* _Directions_
Using the records below, count the lines with "CÔNG" in them. Give the number only.

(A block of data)
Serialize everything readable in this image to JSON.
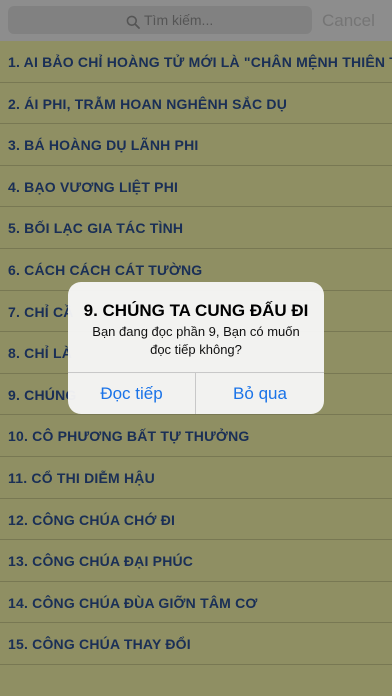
{
  "search": {
    "placeholder": "Tìm kiếm...",
    "cancel_label": "Cancel"
  },
  "list": {
    "items": [
      "1. AI BẢO CHỈ HOÀNG TỬ MỚI LÀ \"CHÂN MỆNH THIÊN TỬ",
      "2. ÁI PHI, TRẪM HOAN NGHÊNH SẮC DỤ",
      "3. BÁ HOÀNG DỤ LÃNH PHI",
      "4. BẠO VƯƠNG LIỆT PHI",
      "5. BỐI LẠC GIA TÁC TÌNH",
      "6. CÁCH CÁCH CÁT TƯỜNG",
      "7. CHỈ CẦ",
      "8. CHỈ LÀ",
      "9. CHÚNG",
      "10. CÔ PHƯƠNG BẤT TỰ THƯỞNG",
      "11. CỔ THI DIỄM HẬU",
      "12. CÔNG CHÚA CHỚ ĐI",
      "13. CÔNG CHÚA ĐẠI PHÚC",
      "14. CÔNG CHÚA ĐÙA GIỠN TÂM CƠ",
      "15. CÔNG CHÚA THAY ĐỔI"
    ]
  },
  "dialog": {
    "title": "9. CHÚNG TA CUNG ĐẤU ĐI",
    "message": "Bạn đang đọc phần 9, Bạn có muốn đọc tiếp không?",
    "continue_label": "Đọc tiếp",
    "skip_label": "Bỏ qua"
  }
}
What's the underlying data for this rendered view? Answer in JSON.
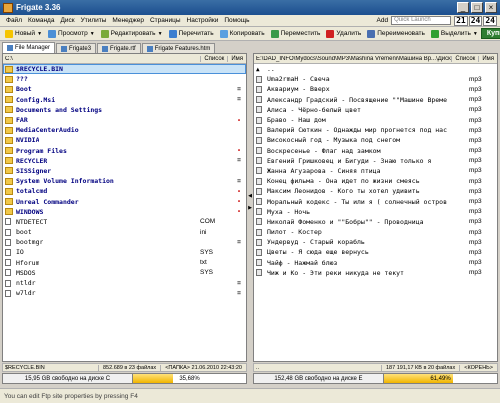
{
  "window": {
    "title": "Frigate 3.36",
    "min": "_",
    "max": "□",
    "close": "×"
  },
  "menu": {
    "items": [
      "Файл",
      "Команда",
      "Диск",
      "Утилиты",
      "Менеджер",
      "Страницы",
      "Настройки",
      "Помощь"
    ],
    "add": "Add",
    "quick_launch_placeholder": "Quick Launch",
    "time": [
      "21",
      "24",
      "24"
    ]
  },
  "toolbar": {
    "new": "Новый",
    "view": "Просмотр",
    "edit": "Редактировать",
    "print": "Перечитать",
    "copy": "Копировать",
    "move": "Переместить",
    "delete": "Удалить",
    "rename": "Переименовать",
    "select": "Выделить",
    "go": "Купить"
  },
  "tabs": [
    "File Manager",
    "Frigate3",
    "Frigate.rtf",
    "Frigate Features.htm"
  ],
  "left": {
    "path": "C:\\",
    "list_label": "Список",
    "sort_label": "Имя",
    "rows": [
      {
        "name": "$RECYCLE.BIN",
        "ext": "",
        "attr": "",
        "type": "folder",
        "sel": true
      },
      {
        "name": "???",
        "ext": "",
        "attr": "",
        "type": "folder"
      },
      {
        "name": "Boot",
        "ext": "",
        "attr": "=",
        "type": "folder"
      },
      {
        "name": "Config.Msi",
        "ext": "",
        "attr": "=",
        "type": "folder"
      },
      {
        "name": "Documents and Settings",
        "ext": "",
        "attr": "",
        "type": "folder"
      },
      {
        "name": "FAR",
        "ext": "",
        "attr": "•",
        "type": "folder"
      },
      {
        "name": "MediaCenterAudio",
        "ext": "",
        "attr": "",
        "type": "folder"
      },
      {
        "name": "NVIDIA",
        "ext": "",
        "attr": "",
        "type": "folder"
      },
      {
        "name": "Program Files",
        "ext": "",
        "attr": "•",
        "type": "folder"
      },
      {
        "name": "RECYCLER",
        "ext": "",
        "attr": "=",
        "type": "folder"
      },
      {
        "name": "SISSigner",
        "ext": "",
        "attr": "",
        "type": "folder"
      },
      {
        "name": "System Volume Information",
        "ext": "",
        "attr": "=",
        "type": "folder"
      },
      {
        "name": "totalcmd",
        "ext": "",
        "attr": "•",
        "type": "folder"
      },
      {
        "name": "Unreal Commander",
        "ext": "",
        "attr": "•",
        "type": "folder"
      },
      {
        "name": "WINDOWS",
        "ext": "",
        "attr": "•",
        "type": "folder"
      },
      {
        "name": "NTDETECT",
        "ext": "COM",
        "attr": "",
        "type": "file"
      },
      {
        "name": "boot",
        "ext": "ini",
        "attr": "",
        "type": "file"
      },
      {
        "name": "bootmgr",
        "ext": "",
        "attr": "=",
        "type": "file"
      },
      {
        "name": "IO",
        "ext": "SYS",
        "attr": "",
        "type": "file"
      },
      {
        "name": "Hforum",
        "ext": "txt",
        "attr": "",
        "type": "file"
      },
      {
        "name": "MSDOS",
        "ext": "SYS",
        "attr": "",
        "type": "file"
      },
      {
        "name": "ntldr",
        "ext": "",
        "attr": "=",
        "type": "file"
      },
      {
        "name": "w7ldr",
        "ext": "",
        "attr": "=",
        "type": "file"
      }
    ],
    "status_name": "$RECYCLE.BIN",
    "status_size": "852.689 в 23 файлах",
    "status_type": "<ПАПКА> 21.06.2010 22:43:20",
    "disk_text": "15,95 GB свободно на диске C",
    "disk_pct": "35,68%",
    "disk_fraction": 0.3568
  },
  "right": {
    "path": "E:\\DAD_INFO\\Mydocs\\Sound\\MP3\\Mashina Vremeni\\Машина Вр...\\Диск -...",
    "list_label": "Список",
    "sort_label": "Имя",
    "rows": [
      {
        "name": "..",
        "ext": "",
        "type": "up"
      },
      {
        "name": "Uma2rmaH - Свеча",
        "ext": "mp3",
        "type": "mp3"
      },
      {
        "name": "Аквариум - Вверх",
        "ext": "mp3",
        "type": "mp3"
      },
      {
        "name": "Александр Градский - Посвящение \"\"Машине Времени\"\"",
        "ext": "mp3",
        "type": "mp3"
      },
      {
        "name": "Алиса - Чёрно-белый цвет",
        "ext": "mp3",
        "type": "mp3"
      },
      {
        "name": "Браво - Наш дом",
        "ext": "mp3",
        "type": "mp3"
      },
      {
        "name": "Валерий Сюткин - Однажды мир прогнется под нас",
        "ext": "mp3",
        "type": "mp3"
      },
      {
        "name": "Високосный год - Музыка под снегом",
        "ext": "mp3",
        "type": "mp3"
      },
      {
        "name": "Воскресенье - Флаг над замком",
        "ext": "mp3",
        "type": "mp3"
      },
      {
        "name": "Евгений Гришковец и Бигуди - Знаю только я",
        "ext": "mp3",
        "type": "mp3"
      },
      {
        "name": "Жанна Агузарова - Синяя птица",
        "ext": "mp3",
        "type": "mp3"
      },
      {
        "name": "Конец фильма - Она идет по жизни смеясь",
        "ext": "mp3",
        "type": "mp3"
      },
      {
        "name": "Максим Леонидов - Кого ты хотел удивить",
        "ext": "mp3",
        "type": "mp3"
      },
      {
        "name": "Моральный кодекс - Ты или я ( солнечный остров)",
        "ext": "mp3",
        "type": "mp3"
      },
      {
        "name": "Муха - Ночь",
        "ext": "mp3",
        "type": "mp3"
      },
      {
        "name": "Николай Фоменко и \"\"Бобры\"\" - Проводница",
        "ext": "mp3",
        "type": "mp3"
      },
      {
        "name": "Пилот - Костер",
        "ext": "mp3",
        "type": "mp3"
      },
      {
        "name": "Ундервуд - Старый корабль",
        "ext": "mp3",
        "type": "mp3"
      },
      {
        "name": "Цветы - Я сюда еще вернусь",
        "ext": "mp3",
        "type": "mp3"
      },
      {
        "name": "Чайф - Нажмай блюз",
        "ext": "mp3",
        "type": "mp3"
      },
      {
        "name": "Чиж и Ко - Эти реки никуда не текут",
        "ext": "mp3",
        "type": "mp3"
      }
    ],
    "status_name": "..",
    "status_size": "187 191,17 КВ в 20 файлах",
    "status_type": "<КОРЕНЬ>",
    "disk_text": "152,48 GB свободно на диске E",
    "disk_pct": "61,49%",
    "disk_fraction": 0.6149
  },
  "footer": {
    "hint": "You can edit Ftp site properties by pressing F4"
  }
}
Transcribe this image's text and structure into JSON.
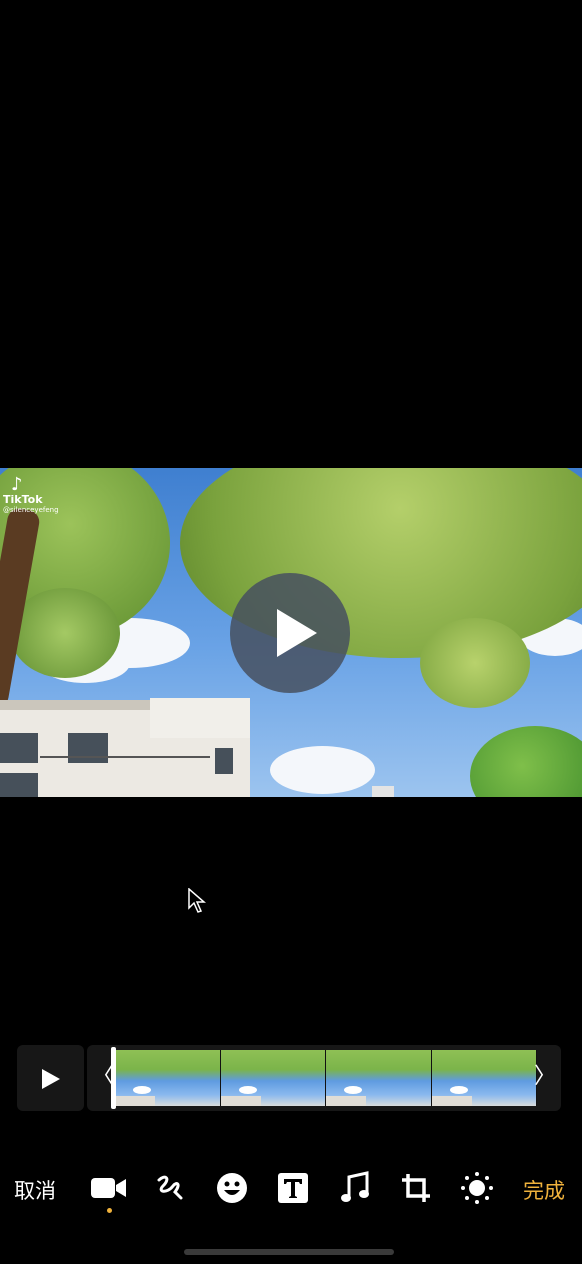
{
  "video": {
    "watermark_brand": "TikTok",
    "watermark_handle": "@silenceyefeng",
    "watermark_icon": "tiktok-note-icon",
    "overlay_icon": "play-icon"
  },
  "timeline": {
    "play_icon": "play-icon",
    "left_handle": "〈",
    "right_handle": "〉",
    "thumbnail_count": 4
  },
  "toolbar": {
    "cancel_label": "取消",
    "done_label": "完成",
    "tools": [
      "video-camera-icon",
      "markup-icon",
      "emoji-icon",
      "text-icon",
      "music-note-icon",
      "crop-icon",
      "brightness-icon"
    ],
    "selected_tool": "video-camera-icon"
  },
  "colors": {
    "accent": "#f0b23c",
    "background": "#000000"
  }
}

* _Complete response_
4